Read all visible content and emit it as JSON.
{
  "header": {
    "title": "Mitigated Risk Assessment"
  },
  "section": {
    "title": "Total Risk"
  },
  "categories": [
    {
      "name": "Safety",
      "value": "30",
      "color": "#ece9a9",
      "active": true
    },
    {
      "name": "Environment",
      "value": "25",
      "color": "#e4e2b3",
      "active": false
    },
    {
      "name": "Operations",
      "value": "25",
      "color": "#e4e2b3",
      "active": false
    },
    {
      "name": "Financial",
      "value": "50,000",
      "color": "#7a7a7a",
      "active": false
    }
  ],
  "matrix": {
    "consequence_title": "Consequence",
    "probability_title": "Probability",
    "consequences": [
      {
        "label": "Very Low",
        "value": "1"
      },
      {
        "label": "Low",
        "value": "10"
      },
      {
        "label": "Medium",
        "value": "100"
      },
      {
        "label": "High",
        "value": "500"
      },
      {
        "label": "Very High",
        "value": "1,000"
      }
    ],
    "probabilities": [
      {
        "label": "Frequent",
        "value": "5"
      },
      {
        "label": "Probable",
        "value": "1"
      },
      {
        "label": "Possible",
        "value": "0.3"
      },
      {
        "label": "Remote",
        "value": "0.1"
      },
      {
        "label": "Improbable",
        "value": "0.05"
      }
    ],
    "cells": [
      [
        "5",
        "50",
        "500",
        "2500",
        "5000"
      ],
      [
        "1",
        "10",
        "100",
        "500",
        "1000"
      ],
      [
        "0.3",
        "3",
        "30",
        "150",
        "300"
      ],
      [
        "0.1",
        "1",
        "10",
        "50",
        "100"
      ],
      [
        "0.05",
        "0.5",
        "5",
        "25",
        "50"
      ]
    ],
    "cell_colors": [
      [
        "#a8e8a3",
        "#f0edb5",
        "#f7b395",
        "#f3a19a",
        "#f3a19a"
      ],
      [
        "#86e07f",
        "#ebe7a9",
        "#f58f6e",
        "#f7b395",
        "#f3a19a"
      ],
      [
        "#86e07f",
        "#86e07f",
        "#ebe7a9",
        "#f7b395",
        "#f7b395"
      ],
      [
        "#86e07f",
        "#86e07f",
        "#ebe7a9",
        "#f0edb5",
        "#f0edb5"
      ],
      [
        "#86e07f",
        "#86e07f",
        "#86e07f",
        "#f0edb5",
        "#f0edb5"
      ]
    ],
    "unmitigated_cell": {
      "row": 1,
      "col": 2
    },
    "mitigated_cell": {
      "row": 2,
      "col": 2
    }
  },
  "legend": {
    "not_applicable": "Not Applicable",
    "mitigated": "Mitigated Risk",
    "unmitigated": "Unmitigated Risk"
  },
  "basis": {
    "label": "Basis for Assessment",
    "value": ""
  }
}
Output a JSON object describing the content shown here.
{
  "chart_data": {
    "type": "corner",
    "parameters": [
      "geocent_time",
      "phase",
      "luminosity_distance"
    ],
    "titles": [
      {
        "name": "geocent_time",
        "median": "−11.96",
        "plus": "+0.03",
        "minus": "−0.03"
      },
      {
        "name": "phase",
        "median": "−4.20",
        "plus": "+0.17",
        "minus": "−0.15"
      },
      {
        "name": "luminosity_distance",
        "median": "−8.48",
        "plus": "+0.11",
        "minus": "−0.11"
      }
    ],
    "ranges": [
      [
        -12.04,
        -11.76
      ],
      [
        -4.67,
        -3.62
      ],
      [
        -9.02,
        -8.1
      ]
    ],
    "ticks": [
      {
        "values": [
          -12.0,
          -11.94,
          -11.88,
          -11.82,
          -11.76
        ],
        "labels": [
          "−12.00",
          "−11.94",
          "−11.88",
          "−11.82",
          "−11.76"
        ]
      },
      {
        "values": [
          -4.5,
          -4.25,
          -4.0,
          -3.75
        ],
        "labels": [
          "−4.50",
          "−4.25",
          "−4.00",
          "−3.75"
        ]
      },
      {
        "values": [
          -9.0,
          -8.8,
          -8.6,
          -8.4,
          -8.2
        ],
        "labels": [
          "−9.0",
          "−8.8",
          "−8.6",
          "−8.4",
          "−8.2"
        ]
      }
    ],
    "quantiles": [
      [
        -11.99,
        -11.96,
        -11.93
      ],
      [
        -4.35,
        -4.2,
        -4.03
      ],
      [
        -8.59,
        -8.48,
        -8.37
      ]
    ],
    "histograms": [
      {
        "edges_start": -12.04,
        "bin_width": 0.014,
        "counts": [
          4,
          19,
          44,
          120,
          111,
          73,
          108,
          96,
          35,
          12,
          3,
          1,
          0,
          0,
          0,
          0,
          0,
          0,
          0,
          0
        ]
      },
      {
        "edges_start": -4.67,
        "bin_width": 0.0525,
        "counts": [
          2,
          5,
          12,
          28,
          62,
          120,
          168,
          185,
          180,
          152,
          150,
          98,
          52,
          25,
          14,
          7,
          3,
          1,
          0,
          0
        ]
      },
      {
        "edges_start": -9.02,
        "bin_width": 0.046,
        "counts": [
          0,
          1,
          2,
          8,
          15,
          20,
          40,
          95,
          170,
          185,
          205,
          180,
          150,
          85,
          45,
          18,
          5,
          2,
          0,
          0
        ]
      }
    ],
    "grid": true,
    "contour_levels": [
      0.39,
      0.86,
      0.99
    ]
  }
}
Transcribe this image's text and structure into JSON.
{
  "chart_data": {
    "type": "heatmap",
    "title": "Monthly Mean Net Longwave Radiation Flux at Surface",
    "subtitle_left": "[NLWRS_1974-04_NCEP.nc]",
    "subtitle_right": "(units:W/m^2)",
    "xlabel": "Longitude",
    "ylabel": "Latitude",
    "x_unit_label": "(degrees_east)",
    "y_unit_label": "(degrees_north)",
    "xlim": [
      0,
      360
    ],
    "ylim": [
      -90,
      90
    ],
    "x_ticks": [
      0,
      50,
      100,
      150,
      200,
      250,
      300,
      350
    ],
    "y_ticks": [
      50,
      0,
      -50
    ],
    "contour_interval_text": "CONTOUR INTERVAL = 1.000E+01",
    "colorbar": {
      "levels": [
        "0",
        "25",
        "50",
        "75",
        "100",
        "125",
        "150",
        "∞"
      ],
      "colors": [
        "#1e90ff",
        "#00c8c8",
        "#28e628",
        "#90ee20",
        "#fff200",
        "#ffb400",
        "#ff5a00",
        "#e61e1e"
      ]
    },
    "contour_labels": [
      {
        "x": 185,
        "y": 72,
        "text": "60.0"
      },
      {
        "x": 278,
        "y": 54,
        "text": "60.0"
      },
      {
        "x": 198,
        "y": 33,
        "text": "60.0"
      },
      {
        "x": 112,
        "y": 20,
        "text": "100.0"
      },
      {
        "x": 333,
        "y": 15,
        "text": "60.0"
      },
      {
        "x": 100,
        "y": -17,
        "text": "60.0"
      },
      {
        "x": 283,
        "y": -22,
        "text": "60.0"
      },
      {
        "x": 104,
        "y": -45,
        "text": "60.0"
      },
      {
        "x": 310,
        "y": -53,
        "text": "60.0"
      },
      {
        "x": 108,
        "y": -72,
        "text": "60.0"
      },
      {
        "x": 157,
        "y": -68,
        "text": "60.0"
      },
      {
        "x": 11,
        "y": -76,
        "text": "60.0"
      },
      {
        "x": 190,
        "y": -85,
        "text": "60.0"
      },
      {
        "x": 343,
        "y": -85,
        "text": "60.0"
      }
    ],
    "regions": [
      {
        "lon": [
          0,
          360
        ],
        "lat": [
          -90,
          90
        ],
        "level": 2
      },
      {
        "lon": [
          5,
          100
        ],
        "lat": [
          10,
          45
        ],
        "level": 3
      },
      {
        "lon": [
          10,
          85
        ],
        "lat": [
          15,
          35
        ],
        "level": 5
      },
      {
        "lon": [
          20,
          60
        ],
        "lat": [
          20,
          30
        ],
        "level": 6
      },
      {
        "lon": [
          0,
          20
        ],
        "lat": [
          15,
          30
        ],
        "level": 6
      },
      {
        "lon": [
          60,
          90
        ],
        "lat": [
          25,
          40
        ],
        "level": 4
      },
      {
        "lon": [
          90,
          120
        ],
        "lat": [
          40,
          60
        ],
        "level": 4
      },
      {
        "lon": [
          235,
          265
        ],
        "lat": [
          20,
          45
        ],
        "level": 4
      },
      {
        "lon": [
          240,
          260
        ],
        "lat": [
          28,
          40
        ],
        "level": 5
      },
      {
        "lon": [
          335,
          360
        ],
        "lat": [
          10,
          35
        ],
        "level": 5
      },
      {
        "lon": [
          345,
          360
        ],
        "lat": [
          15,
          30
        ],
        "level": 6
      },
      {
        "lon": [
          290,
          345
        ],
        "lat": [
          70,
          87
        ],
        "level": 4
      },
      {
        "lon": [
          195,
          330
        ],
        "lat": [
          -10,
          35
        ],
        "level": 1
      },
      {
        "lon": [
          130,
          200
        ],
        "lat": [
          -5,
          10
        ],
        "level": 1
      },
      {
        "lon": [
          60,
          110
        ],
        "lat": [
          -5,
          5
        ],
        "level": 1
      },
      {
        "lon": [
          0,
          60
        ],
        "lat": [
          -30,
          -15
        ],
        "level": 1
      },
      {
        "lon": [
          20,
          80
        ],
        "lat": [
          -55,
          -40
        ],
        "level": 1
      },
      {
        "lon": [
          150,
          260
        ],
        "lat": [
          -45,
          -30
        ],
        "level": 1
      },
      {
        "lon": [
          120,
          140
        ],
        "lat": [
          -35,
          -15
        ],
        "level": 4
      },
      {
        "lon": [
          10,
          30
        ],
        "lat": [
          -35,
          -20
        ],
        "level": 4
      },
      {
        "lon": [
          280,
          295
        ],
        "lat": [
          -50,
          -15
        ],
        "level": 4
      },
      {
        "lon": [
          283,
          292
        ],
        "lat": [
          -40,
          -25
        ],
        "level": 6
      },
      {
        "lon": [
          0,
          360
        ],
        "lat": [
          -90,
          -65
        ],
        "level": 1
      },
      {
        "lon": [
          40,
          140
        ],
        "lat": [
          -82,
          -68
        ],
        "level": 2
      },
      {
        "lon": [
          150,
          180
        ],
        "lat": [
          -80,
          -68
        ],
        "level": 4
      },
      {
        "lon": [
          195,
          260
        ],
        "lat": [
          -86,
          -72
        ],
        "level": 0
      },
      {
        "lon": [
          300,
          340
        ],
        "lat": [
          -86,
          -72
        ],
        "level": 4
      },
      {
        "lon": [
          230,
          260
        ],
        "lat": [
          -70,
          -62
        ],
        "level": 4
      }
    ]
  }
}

____________

_WHAT YOU NEED TO DO_
Return all lines containing the word "Risk".

_SOLUTION FOR THIS EXERCISE_
    "title": "Mitigated Risk Assessment"
    "title": "Total Risk"
    "mitigated": "Mitigated Risk",
    "unmitigated": "Unmitigated Risk"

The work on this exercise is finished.